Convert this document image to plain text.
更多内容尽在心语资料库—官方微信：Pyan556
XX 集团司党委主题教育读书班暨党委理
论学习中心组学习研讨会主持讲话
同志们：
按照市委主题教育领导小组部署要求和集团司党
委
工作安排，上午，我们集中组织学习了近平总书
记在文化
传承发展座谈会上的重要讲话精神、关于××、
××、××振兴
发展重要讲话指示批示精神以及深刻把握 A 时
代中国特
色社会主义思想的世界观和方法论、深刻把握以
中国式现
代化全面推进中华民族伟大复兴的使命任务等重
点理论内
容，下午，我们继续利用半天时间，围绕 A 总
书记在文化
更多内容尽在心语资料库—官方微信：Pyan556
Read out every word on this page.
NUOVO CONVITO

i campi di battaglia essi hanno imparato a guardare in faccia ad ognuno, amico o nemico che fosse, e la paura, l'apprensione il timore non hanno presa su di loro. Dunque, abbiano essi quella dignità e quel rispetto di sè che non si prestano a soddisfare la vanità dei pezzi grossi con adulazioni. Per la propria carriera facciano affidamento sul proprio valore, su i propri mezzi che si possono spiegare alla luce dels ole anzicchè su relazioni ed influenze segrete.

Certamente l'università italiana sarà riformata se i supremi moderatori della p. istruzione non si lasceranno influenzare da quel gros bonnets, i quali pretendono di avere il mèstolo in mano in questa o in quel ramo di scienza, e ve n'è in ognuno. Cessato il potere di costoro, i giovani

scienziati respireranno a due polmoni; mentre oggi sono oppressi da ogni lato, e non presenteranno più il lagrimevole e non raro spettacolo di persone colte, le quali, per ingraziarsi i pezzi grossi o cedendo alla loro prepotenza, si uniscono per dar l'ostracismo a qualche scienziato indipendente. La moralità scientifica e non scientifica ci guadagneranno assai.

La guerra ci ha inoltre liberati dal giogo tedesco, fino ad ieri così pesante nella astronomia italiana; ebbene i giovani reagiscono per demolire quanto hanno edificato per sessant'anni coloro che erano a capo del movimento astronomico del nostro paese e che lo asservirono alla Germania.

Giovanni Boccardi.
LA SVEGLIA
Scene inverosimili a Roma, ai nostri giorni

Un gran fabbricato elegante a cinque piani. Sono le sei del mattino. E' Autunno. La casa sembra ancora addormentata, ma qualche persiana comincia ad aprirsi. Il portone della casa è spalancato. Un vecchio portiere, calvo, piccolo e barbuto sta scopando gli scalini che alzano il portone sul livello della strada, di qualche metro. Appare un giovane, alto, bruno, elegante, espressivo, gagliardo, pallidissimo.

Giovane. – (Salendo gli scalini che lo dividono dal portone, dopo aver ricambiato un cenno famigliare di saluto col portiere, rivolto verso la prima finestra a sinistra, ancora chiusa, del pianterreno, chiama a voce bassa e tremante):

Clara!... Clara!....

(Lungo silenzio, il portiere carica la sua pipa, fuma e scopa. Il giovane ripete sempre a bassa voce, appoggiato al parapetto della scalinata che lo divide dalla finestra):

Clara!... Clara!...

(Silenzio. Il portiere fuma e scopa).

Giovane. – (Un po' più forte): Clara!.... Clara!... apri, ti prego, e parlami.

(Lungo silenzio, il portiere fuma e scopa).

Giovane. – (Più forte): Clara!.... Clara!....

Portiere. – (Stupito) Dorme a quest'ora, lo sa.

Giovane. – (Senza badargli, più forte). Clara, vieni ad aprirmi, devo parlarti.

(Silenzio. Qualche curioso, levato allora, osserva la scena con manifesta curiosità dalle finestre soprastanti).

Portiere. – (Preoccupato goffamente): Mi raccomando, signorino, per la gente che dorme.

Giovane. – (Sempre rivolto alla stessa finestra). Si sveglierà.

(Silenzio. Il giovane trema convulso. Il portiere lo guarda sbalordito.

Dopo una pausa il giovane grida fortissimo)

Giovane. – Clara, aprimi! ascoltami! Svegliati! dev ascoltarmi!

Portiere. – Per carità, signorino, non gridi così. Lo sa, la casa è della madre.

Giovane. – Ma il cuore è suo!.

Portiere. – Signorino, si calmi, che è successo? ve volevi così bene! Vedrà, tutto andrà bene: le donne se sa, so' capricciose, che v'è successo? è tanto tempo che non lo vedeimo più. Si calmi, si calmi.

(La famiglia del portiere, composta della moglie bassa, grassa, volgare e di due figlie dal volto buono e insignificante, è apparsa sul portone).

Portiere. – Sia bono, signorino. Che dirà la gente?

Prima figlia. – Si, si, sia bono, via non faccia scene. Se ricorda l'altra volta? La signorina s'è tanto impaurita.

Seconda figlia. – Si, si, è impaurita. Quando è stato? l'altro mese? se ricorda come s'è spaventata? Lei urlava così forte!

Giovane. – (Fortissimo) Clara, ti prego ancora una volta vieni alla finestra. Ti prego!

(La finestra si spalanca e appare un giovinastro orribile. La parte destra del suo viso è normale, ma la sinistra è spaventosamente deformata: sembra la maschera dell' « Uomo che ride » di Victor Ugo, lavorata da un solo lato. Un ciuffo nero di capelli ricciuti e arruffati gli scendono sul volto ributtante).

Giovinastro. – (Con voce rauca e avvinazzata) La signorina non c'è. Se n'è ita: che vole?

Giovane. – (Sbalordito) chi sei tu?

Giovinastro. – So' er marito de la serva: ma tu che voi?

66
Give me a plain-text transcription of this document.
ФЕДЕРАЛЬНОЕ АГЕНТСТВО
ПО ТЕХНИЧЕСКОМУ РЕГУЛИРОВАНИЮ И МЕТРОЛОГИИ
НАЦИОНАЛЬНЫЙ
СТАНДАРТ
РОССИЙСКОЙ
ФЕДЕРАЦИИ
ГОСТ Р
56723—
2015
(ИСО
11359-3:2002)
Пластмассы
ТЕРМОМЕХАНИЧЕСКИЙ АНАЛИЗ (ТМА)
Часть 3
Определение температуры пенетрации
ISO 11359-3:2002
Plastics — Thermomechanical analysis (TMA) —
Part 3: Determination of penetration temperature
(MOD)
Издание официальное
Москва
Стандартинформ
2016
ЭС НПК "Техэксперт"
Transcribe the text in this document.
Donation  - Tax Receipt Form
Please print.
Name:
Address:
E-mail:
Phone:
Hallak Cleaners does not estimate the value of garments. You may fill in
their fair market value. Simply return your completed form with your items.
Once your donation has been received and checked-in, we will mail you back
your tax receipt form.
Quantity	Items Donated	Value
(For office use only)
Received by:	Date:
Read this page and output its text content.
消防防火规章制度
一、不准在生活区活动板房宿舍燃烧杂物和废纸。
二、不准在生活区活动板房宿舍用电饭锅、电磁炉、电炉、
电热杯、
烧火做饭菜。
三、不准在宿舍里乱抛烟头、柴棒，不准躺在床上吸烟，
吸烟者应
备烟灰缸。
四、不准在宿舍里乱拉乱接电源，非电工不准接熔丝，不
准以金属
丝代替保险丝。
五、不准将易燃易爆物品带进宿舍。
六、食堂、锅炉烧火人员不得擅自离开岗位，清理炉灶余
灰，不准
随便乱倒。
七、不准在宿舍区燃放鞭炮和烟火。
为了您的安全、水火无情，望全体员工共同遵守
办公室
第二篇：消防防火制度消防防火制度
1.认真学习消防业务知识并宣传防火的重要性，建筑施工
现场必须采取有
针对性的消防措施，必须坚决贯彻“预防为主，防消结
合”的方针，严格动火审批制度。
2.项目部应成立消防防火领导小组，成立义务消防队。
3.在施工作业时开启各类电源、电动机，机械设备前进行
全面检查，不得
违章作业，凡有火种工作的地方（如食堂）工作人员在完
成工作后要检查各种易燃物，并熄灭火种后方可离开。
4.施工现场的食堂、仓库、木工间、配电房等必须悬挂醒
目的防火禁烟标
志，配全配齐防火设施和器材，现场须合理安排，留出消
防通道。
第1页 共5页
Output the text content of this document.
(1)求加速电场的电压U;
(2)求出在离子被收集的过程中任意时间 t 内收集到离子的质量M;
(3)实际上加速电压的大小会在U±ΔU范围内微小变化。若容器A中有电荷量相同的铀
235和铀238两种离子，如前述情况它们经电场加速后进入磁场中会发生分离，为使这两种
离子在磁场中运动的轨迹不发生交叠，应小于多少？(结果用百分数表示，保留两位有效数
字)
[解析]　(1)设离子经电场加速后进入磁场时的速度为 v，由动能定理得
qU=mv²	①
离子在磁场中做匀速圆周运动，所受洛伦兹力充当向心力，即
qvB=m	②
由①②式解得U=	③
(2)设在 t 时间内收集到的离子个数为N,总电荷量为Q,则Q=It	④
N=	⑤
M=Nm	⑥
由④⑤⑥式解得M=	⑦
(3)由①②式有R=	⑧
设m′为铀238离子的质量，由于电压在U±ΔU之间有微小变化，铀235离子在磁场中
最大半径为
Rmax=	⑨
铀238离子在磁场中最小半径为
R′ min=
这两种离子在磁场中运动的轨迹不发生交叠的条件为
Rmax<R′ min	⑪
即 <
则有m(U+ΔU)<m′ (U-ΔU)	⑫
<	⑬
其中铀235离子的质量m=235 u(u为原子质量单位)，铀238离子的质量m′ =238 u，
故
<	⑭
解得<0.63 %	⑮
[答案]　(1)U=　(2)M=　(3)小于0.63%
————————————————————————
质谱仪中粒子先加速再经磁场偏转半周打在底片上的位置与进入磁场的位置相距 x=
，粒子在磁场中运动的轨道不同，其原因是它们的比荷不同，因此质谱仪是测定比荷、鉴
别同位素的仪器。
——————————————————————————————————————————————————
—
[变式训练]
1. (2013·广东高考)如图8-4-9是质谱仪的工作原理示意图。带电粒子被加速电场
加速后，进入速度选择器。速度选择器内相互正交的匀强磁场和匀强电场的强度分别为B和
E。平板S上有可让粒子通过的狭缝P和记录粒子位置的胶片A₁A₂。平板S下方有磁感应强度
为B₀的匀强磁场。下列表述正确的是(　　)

= = = = = = =

§ Work required:
From the data above, gather every line that includes the word "bono".

§ Reply:
Portiere. – Sia bono, signorino. Che dirà la gente?
Prima figlia. – Si, si, sia bono, via non faccia scene. Se ricorda l'altra volta? La signorina s'è tanto impaurita.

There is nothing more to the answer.